# [Problem]
Locate each of the rows below that contains the string "series", treating uppercase and lowercase as distinct, and copy every such row in full.

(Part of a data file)

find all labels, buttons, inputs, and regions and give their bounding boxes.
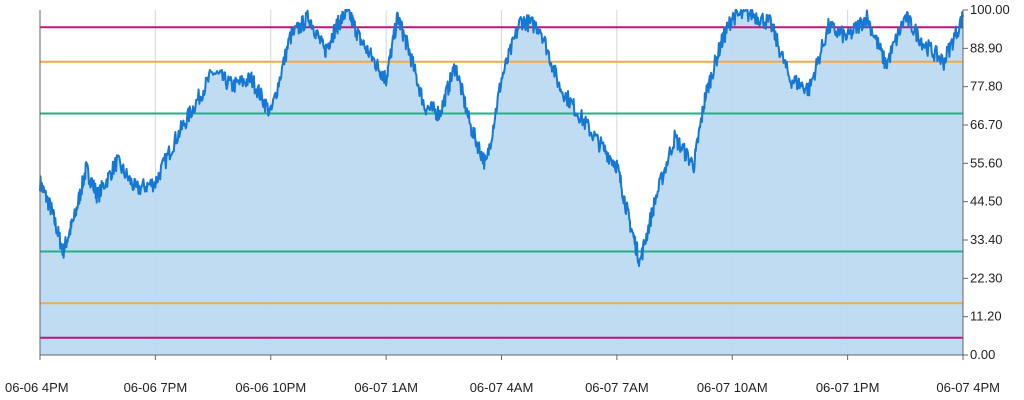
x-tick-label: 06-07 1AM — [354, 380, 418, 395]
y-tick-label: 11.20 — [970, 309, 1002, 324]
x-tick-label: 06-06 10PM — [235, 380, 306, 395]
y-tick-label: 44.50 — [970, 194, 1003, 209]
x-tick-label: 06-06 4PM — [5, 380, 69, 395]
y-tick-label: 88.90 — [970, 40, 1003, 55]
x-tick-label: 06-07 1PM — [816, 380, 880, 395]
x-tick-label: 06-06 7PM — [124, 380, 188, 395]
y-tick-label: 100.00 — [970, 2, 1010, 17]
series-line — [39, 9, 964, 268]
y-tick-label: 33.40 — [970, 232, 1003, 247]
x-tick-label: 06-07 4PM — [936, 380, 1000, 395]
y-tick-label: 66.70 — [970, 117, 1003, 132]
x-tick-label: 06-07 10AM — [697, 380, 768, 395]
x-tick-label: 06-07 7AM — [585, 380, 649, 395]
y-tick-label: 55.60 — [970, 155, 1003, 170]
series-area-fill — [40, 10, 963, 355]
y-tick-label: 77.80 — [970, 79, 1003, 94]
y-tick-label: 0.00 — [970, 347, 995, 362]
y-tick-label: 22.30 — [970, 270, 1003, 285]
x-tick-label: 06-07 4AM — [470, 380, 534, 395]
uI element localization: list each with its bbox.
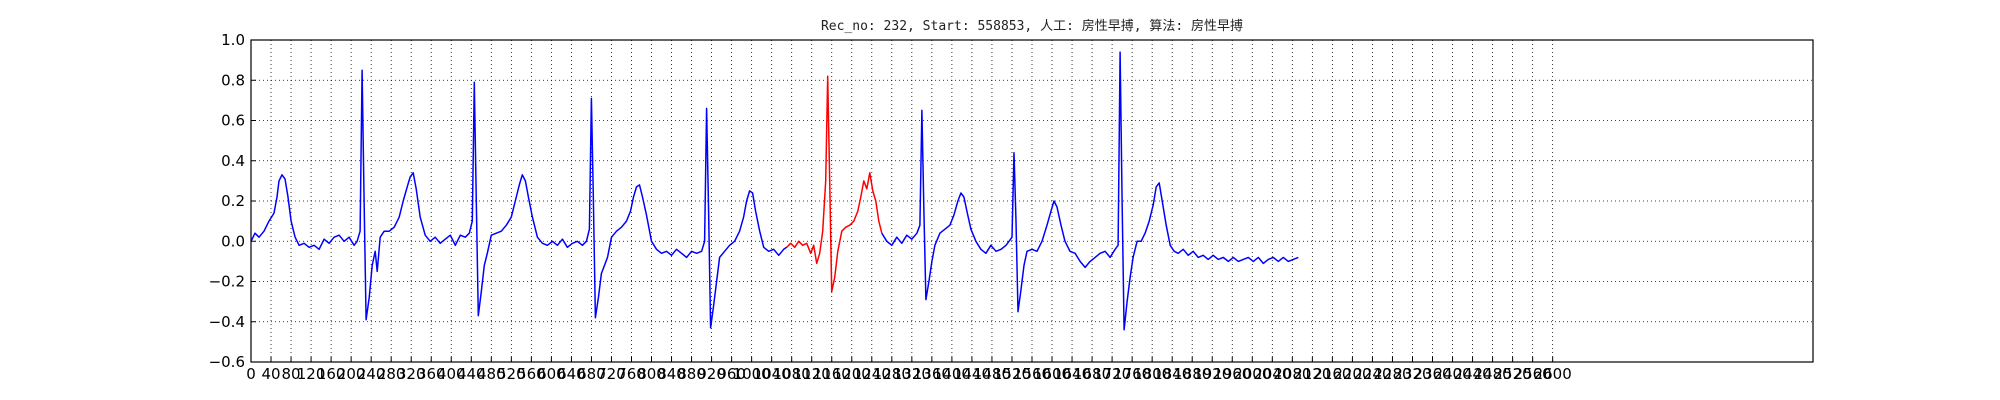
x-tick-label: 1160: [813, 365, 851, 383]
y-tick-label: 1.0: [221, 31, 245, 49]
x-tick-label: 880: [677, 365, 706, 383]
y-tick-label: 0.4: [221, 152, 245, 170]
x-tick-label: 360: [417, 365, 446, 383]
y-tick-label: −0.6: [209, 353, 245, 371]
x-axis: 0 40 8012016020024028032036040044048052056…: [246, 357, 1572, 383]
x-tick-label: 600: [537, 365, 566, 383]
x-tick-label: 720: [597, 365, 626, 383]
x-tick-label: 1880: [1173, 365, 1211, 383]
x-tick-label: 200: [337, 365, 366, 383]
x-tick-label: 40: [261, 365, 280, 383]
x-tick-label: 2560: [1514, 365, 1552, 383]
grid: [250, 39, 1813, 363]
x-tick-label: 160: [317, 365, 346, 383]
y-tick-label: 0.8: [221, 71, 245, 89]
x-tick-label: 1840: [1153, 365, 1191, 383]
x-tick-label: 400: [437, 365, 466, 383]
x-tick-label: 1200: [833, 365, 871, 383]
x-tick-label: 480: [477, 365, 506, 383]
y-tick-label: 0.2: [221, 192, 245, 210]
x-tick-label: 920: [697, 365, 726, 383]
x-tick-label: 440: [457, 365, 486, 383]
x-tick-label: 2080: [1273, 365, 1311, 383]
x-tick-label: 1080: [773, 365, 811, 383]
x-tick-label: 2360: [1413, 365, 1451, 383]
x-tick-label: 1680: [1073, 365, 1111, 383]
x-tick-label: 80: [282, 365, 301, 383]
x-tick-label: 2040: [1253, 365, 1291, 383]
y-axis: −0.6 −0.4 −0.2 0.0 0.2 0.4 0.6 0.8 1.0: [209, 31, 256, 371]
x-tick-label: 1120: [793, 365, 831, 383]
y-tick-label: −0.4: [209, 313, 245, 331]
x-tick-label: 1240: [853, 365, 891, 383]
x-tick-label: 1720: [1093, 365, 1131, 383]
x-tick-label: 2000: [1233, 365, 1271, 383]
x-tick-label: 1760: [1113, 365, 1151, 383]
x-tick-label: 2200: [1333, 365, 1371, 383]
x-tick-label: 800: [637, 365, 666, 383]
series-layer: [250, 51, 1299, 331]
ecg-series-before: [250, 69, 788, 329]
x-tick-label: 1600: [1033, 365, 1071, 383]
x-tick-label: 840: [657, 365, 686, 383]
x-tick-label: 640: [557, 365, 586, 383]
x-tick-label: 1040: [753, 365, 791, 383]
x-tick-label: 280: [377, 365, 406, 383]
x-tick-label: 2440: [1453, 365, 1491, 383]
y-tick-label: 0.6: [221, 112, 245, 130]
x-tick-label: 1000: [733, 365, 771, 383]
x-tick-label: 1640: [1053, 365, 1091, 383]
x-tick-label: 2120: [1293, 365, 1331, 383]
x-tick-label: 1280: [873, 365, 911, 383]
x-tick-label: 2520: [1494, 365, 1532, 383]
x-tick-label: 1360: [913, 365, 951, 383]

# [Task response]
series-line — [39, 9, 964, 268]
series-area-fill — [40, 10, 963, 355]
series-layer: [250, 51, 1299, 331]
ecg-series-before: [250, 69, 788, 329]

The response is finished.